Given problem:
Find each line with the word "europeos" and copy it.

Records for this task:
** START **
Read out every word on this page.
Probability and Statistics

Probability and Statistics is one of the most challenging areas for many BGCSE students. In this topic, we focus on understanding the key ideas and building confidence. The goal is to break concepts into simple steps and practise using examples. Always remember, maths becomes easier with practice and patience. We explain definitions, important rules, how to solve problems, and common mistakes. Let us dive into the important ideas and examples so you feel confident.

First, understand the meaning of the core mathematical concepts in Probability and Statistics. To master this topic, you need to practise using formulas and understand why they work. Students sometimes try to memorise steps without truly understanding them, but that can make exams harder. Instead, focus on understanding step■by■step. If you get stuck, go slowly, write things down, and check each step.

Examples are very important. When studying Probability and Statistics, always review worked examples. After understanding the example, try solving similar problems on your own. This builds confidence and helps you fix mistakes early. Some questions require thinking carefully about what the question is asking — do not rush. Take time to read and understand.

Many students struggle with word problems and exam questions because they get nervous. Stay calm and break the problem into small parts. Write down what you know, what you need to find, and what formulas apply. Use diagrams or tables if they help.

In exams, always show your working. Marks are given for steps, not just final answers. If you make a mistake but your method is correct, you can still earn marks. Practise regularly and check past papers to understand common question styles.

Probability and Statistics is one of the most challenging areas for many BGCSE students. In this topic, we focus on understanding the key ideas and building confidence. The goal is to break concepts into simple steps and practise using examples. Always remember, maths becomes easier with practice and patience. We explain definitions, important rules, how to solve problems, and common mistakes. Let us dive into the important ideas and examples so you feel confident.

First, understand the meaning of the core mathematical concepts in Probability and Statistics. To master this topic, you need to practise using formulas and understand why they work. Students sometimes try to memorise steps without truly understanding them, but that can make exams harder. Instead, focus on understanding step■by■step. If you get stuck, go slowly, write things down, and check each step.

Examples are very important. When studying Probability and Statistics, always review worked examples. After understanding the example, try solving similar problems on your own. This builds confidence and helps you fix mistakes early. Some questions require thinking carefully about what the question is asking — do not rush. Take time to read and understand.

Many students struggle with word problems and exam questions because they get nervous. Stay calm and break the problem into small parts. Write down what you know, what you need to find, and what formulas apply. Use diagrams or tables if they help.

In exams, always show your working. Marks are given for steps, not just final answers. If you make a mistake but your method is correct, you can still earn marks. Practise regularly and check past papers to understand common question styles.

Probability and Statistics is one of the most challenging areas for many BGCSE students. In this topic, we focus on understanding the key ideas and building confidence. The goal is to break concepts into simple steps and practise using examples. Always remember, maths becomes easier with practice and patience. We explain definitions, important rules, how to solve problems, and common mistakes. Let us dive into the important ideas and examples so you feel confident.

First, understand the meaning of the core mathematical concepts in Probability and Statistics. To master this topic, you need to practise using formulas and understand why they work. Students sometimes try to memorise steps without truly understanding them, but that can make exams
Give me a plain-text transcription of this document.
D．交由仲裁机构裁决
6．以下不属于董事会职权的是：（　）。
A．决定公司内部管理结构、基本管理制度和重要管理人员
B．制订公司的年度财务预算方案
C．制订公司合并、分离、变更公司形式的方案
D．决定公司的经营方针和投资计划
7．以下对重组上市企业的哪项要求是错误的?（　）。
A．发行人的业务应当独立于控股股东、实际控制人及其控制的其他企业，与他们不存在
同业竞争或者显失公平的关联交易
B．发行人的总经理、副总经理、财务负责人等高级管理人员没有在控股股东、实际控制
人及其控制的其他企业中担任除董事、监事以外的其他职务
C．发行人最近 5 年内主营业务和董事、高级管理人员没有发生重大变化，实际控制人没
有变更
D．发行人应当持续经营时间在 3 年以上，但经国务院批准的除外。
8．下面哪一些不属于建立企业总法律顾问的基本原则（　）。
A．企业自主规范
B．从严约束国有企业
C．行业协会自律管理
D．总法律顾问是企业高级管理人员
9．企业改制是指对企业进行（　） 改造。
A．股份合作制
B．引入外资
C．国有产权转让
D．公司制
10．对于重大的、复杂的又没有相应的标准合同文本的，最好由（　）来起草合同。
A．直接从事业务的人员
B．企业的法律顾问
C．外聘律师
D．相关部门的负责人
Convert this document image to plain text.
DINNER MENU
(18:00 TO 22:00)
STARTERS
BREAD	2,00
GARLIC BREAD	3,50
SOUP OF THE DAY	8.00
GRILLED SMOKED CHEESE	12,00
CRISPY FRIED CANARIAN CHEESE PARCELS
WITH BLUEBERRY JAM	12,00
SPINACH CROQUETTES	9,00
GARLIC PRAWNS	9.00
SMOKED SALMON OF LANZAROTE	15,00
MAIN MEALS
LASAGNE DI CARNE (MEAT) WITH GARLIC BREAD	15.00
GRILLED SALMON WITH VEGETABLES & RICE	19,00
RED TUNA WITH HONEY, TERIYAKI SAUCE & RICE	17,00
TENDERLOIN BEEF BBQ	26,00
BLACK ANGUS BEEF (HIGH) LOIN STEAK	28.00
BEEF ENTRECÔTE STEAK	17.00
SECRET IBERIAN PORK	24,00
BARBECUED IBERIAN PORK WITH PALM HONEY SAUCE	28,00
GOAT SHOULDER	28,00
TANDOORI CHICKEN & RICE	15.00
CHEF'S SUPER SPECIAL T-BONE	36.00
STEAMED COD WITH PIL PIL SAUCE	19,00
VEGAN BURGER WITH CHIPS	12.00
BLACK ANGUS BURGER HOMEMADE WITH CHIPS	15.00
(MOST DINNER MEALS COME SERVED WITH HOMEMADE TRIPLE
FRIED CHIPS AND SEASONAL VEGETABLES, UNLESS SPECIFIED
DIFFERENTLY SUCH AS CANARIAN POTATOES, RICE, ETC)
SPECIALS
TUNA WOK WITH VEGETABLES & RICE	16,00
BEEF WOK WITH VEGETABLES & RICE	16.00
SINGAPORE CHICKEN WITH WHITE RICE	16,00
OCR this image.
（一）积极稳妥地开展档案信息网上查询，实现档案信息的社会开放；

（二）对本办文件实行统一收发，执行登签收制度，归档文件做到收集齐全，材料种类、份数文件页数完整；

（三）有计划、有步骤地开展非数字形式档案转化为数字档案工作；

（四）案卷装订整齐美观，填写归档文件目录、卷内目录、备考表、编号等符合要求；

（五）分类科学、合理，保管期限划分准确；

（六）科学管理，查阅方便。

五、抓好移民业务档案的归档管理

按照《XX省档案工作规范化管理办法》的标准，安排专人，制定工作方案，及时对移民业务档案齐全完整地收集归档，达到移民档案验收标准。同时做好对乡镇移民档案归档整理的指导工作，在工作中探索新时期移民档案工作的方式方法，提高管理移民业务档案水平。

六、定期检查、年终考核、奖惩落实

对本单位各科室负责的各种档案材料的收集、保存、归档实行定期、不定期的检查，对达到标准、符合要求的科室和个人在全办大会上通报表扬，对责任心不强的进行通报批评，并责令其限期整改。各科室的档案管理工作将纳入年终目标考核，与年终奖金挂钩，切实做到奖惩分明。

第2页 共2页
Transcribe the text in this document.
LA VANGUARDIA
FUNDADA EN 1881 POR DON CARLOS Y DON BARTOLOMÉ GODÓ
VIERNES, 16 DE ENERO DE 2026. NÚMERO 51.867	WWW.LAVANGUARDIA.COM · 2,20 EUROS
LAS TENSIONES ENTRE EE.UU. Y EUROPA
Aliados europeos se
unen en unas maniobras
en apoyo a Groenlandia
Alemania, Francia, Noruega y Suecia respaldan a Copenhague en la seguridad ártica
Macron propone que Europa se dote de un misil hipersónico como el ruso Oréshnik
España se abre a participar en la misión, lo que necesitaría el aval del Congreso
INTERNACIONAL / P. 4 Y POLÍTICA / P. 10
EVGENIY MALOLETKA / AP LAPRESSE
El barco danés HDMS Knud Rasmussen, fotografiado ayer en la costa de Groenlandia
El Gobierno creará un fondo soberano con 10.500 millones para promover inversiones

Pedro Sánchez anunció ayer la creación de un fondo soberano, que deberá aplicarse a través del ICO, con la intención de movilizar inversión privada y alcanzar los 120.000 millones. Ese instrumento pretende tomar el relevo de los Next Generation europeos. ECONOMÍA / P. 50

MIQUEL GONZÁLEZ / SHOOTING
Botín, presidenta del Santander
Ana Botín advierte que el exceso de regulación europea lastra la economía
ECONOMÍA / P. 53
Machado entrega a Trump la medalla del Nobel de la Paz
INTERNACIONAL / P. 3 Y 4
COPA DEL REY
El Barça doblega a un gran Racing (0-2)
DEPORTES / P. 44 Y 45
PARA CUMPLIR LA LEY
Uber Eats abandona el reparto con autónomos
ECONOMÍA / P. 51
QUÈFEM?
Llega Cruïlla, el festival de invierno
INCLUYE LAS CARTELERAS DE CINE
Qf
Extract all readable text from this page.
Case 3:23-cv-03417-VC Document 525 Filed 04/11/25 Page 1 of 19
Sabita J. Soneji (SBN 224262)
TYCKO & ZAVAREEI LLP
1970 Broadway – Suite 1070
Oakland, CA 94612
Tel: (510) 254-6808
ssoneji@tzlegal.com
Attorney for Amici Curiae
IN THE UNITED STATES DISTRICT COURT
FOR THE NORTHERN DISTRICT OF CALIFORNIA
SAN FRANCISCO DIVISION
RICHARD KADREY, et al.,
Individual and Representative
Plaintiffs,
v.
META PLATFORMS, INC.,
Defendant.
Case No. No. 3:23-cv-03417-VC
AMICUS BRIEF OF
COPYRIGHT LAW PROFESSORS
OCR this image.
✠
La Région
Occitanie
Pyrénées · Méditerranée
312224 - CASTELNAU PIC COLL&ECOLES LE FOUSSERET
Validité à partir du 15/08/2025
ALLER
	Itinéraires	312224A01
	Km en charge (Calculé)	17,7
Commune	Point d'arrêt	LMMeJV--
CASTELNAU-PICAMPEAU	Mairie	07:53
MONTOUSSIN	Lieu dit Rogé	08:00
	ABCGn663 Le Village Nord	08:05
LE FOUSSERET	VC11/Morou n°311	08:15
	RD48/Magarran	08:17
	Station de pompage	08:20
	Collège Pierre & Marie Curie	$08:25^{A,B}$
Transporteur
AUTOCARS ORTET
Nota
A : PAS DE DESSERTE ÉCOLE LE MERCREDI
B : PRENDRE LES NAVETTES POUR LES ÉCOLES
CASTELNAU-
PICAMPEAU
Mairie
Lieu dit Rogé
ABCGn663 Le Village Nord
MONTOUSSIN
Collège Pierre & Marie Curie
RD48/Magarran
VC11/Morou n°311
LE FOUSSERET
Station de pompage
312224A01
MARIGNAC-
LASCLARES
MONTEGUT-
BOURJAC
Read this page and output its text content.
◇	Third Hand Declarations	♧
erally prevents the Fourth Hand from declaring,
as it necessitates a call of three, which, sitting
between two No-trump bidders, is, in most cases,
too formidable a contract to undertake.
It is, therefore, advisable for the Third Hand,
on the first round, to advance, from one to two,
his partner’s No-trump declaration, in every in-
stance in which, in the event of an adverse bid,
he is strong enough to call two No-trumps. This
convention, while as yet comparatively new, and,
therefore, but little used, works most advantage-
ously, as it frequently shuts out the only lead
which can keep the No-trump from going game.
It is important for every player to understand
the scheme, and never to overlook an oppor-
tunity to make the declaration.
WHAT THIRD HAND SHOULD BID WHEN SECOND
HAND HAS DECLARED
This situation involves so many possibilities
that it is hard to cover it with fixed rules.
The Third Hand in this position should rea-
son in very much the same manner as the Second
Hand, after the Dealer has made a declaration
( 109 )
** END **
Output for this task:
Aliados europeos se
Pedro Sánchez anunció ayer la creación de un fondo soberano, que deberá aplicarse a través del ICO, con la intención de movilizar inversión privada y alcanzar los 120.000 millones. Ese instrumento pretende tomar el relevo de los Next Generation europeos. ECONOMÍA / P. 50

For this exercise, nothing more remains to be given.